━━━━━ Given records ━━━━━
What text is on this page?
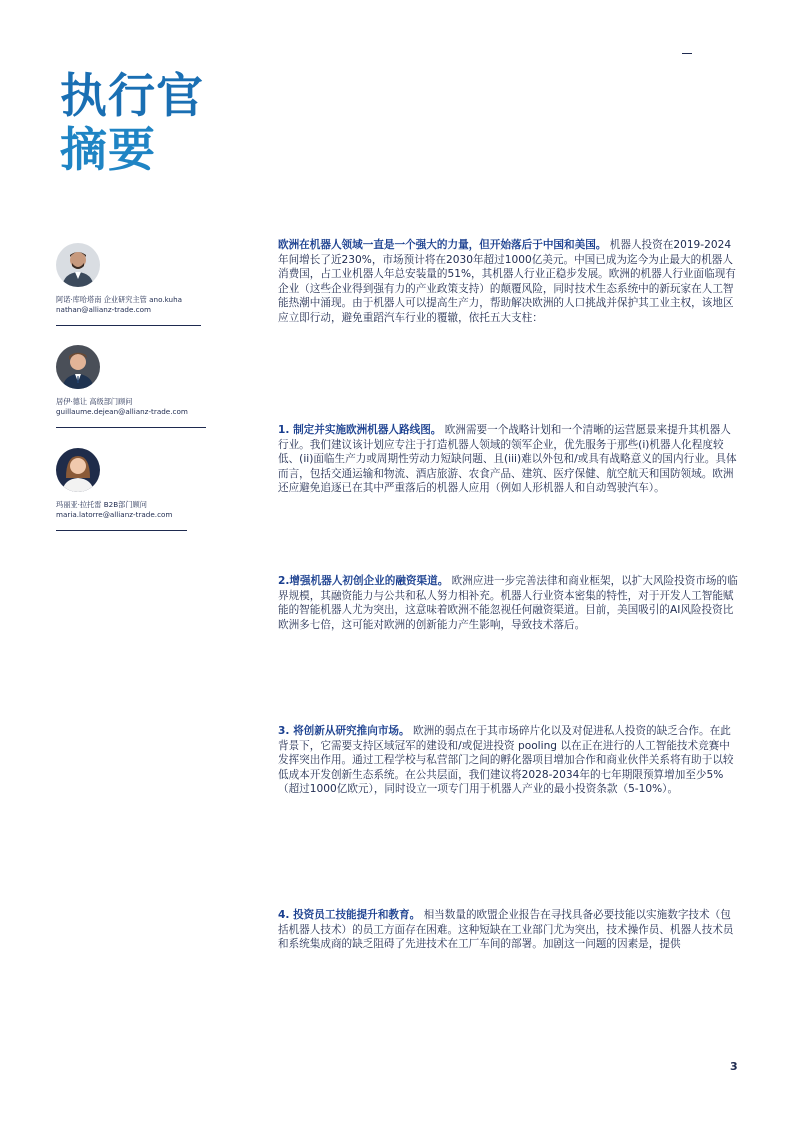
执行官
摘要
阿诺·库哈塔南 企业研究主管 ano.kuha
nathan@allianz-trade.com
居伊·德让 高级部门顾问
guillaume.dejean@allianz-trade.com
玛丽亚·拉托雷 B2B部门顾问
maria.latorre@allianz-trade.com
欧洲在机器人领域一直是一个强大的力量，但开始落后于中国和美国。 机器人投资在2019-2024年间增长了近230%，市场预计将在2030年超过1000亿美元。中国已成为迄今为止最大的机器人消费国，占工业机器人年总安装量的51%，其机器人行业正稳步发展。欧洲的机器人行业面临现有企业（这些企业得到强有力的产业政策支持）的颠覆风险，同时技术生态系统中的新玩家在人工智能热潮中涌现。由于机器人可以提高生产力，帮助解决欧洲的人口挑战并保护其工业主权，该地区应立即行动，避免重蹈汽车行业的覆辙，依托五大支柱：
1. 制定并实施欧洲机器人路线图。 欧洲需要一个战略计划和一个清晰的运营愿景来提升其机器人行业。我们建议该计划应专注于打造机器人领域的领军企业，优先服务于那些(i)机器人化程度较低、(ii)面临生产力或周期性劳动力短缺问题、且(iii)难以外包和/或具有战略意义的国内行业。具体而言，包括交通运输和物流、酒店旅游、农食产品、建筑、医疗保健、航空航天和国防领域。欧洲还应避免追逐已在其中严重落后的机器人应用（例如人形机器人和自动驾驶汽车）。
2.增强机器人初创企业的融资渠道。 欧洲应进一步完善法律和商业框架，以扩大风险投资市场的临界规模，其融资能力与公共和私人努力相补充。机器人行业资本密集的特性，对于开发人工智能赋能的智能机器人尤为突出，这意味着欧洲不能忽视任何融资渠道。目前，美国吸引的AI风险投资比欧洲多七倍，这可能对欧洲的创新能力产生影响，导致技术落后。
3. 将创新从研究推向市场。 欧洲的弱点在于其市场碎片化以及对促进私人投资的缺乏合作。在此背景下，它需要支持区域冠军的建设和/或促进投资 pooling 以在正在进行的人工智能技术竞赛中发挥突出作用。通过工程学校与私营部门之间的孵化器项目增加合作和商业伙伴关系将有助于以较低成本开发创新生态系统。在公共层面，我们建议将2028-2034年的七年期限预算增加至少5%（超过1000亿欧元），同时设立一项专门用于机器人产业的最小投资条款（5-10%）。
4. 投资员工技能提升和教育。 相当数量的欧盟企业报告在寻找具备必要技能以实施数字技术（包括机器人技术）的员工方面存在困难。这种短缺在工业部门尤为突出，技术操作员、机器人技术员和系统集成商的缺乏阻碍了先进技术在工厂车间的部署。加剧这一问题的因素是，提供
3
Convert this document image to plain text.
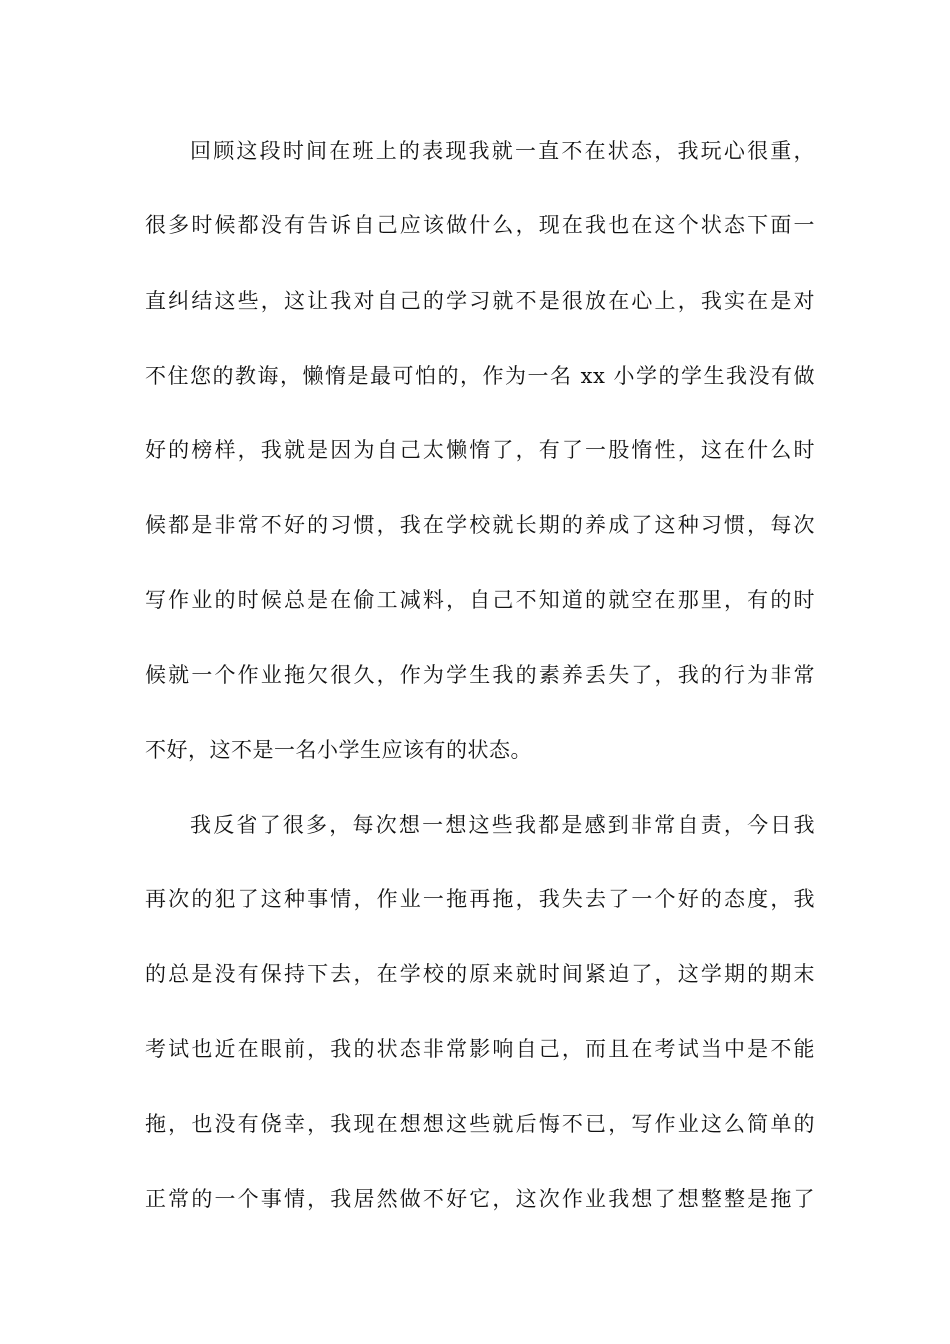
回顾这段时间在班上的表现我就一直不在状态，我玩心很重，
很多时候都没有告诉自己应该做什么，现在我也在这个状态下面一
直纠结这些，这让我对自己的学习就不是很放在心上，我实在是对
不住您的教诲，懒惰是最可怕的，作为一名 xx 小学的学生我没有做
好的榜样，我就是因为自己太懒惰了，有了一股惰性，这在什么时
候都是非常不好的习惯，我在学校就长期的养成了这种习惯，每次
写作业的时候总是在偷工减料，自己不知道的就空在那里，有的时
候就一个作业拖欠很久，作为学生我的素养丢失了，我的行为非常
不好，这不是一名小学生应该有的状态。
我反省了很多，每次想一想这些我都是感到非常自责，今日我
再次的犯了这种事情，作业一拖再拖，我失去了一个好的态度，我
的总是没有保持下去，在学校的原来就时间紧迫了，这学期的期末
考试也近在眼前，我的状态非常影响自己，而且在考试当中是不能
拖，也没有侥幸，我现在想想这些就后悔不已，写作业这么简单的
正常的一个事情，我居然做不好它，这次作业我想了想整整是拖了
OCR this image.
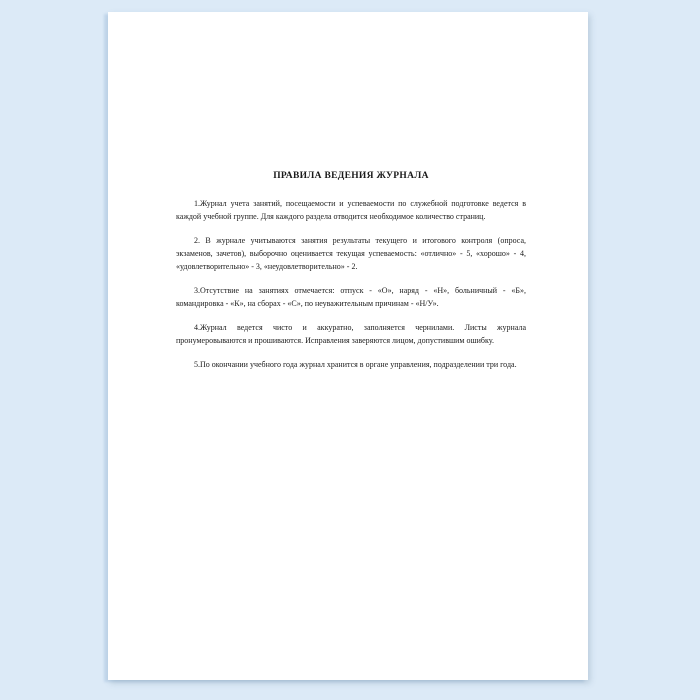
ПРАВИЛА ВЕДЕНИЯ ЖУРНАЛА

1.Журнал учета занятий, посещаемости и успеваемости по служебной подготовке ведется в каждой учебной группе. Для каждого раздела отводится необходимое количество страниц.

2. В журнале учитываются занятия результаты текущего и итогового контроля (опроса, экзаменов, зачетов), выборочно оценивается текущая успеваемость: «отлично» - 5, «хорошо» - 4, «удовлетворительно» - 3, «неудовлетворительно» - 2.

3.Отсутствие на занятиях отмечается: отпуск - «О», наряд - «Н», больничный - «Б», командировка - «К», на сборах - «С», по неуважительным причинам - «Н/У».

4.Журнал ведется чисто и аккуратно, заполняется чернилами. Листы журнала пронумеровываются и прошиваются. Исправления заверяются лицом, допустившим ошибку.

5.По окончании учебного года журнал хранится в органе управления, подразделении три года.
━━━━━
### Written instruction
Omit any images, then output the listing exactly.

### Expected output
What text is on this page?
执行官
摘要
阿诺·库哈塔南 企业研究主管 ano.kuha
nathan@allianz-trade.com
居伊·德让 高级部门顾问
guillaume.dejean@allianz-trade.com
玛丽亚·拉托雷 B2B部门顾问
maria.latorre@allianz-trade.com
欧洲在机器人领域一直是一个强大的力量，但开始落后于中国和美国。 机器人投资在2019-2024年间增长了近230%，市场预计将在2030年超过1000亿美元。中国已成为迄今为止最大的机器人消费国，占工业机器人年总安装量的51%，其机器人行业正稳步发展。欧洲的机器人行业面临现有企业（这些企业得到强有力的产业政策支持）的颠覆风险，同时技术生态系统中的新玩家在人工智能热潮中涌现。由于机器人可以提高生产力，帮助解决欧洲的人口挑战并保护其工业主权，该地区应立即行动，避免重蹈汽车行业的覆辙，依托五大支柱：
1. 制定并实施欧洲机器人路线图。 欧洲需要一个战略计划和一个清晰的运营愿景来提升其机器人行业。我们建议该计划应专注于打造机器人领域的领军企业，优先服务于那些(i)机器人化程度较低、(ii)面临生产力或周期性劳动力短缺问题、且(iii)难以外包和/或具有战略意义的国内行业。具体而言，包括交通运输和物流、酒店旅游、农食产品、建筑、医疗保健、航空航天和国防领域。欧洲还应避免追逐已在其中严重落后的机器人应用（例如人形机器人和自动驾驶汽车）。
2.增强机器人初创企业的融资渠道。 欧洲应进一步完善法律和商业框架，以扩大风险投资市场的临界规模，其融资能力与公共和私人努力相补充。机器人行业资本密集的特性，对于开发人工智能赋能的智能机器人尤为突出，这意味着欧洲不能忽视任何融资渠道。目前，美国吸引的AI风险投资比欧洲多七倍，这可能对欧洲的创新能力产生影响，导致技术落后。
3. 将创新从研究推向市场。 欧洲的弱点在于其市场碎片化以及对促进私人投资的缺乏合作。在此背景下，它需要支持区域冠军的建设和/或促进投资 pooling 以在正在进行的人工智能技术竞赛中发挥突出作用。通过工程学校与私营部门之间的孵化器项目增加合作和商业伙伴关系将有助于以较低成本开发创新生态系统。在公共层面，我们建议将2028-2034年的七年期限预算增加至少5%（超过1000亿欧元），同时设立一项专门用于机器人产业的最小投资条款（5-10%）。
4. 投资员工技能提升和教育。 相当数量的欧盟企业报告在寻找具备必要技能以实施数字技术（包括机器人技术）的员工方面存在困难。这种短缺在工业部门尤为突出，技术操作员、机器人技术员和系统集成商的缺乏阻碍了先进技术在工厂车间的部署。加剧这一问题的因素是，提供
3
Convert this document image to plain text.
回顾这段时间在班上的表现我就一直不在状态，我玩心很重，
很多时候都没有告诉自己应该做什么，现在我也在这个状态下面一
直纠结这些，这让我对自己的学习就不是很放在心上，我实在是对
不住您的教诲，懒惰是最可怕的，作为一名 xx 小学的学生我没有做
好的榜样，我就是因为自己太懒惰了，有了一股惰性，这在什么时
候都是非常不好的习惯，我在学校就长期的养成了这种习惯，每次
写作业的时候总是在偷工减料，自己不知道的就空在那里，有的时
候就一个作业拖欠很久，作为学生我的素养丢失了，我的行为非常
不好，这不是一名小学生应该有的状态。
我反省了很多，每次想一想这些我都是感到非常自责，今日我
再次的犯了这种事情，作业一拖再拖，我失去了一个好的态度，我
的总是没有保持下去，在学校的原来就时间紧迫了，这学期的期末
考试也近在眼前，我的状态非常影响自己，而且在考试当中是不能
拖，也没有侥幸，我现在想想这些就后悔不已，写作业这么简单的
正常的一个事情，我居然做不好它，这次作业我想了想整整是拖了
OCR this image.
ПРАВИЛА ВЕДЕНИЯ ЖУРНАЛА

1.Журнал учета занятий, посещаемости и успеваемости по служебной подготовке ведется в каждой учебной группе. Для каждого раздела отводится необходимое количество страниц.

2. В журнале учитываются занятия результаты текущего и итогового контроля (опроса, экзаменов, зачетов), выборочно оценивается текущая успеваемость: «отлично» - 5, «хорошо» - 4, «удовлетворительно» - 3, «неудовлетворительно» - 2.

3.Отсутствие на занятиях отмечается: отпуск - «О», наряд - «Н», больничный - «Б», командировка - «К», на сборах - «С», по неуважительным причинам - «Н/У».

4.Журнал ведется чисто и аккуратно, заполняется чернилами. Листы журнала пронумеровываются и прошиваются. Исправления заверяются лицом, допустившим ошибку.

5.По окончании учебного года журнал хранится в органе управления, подразделении три года.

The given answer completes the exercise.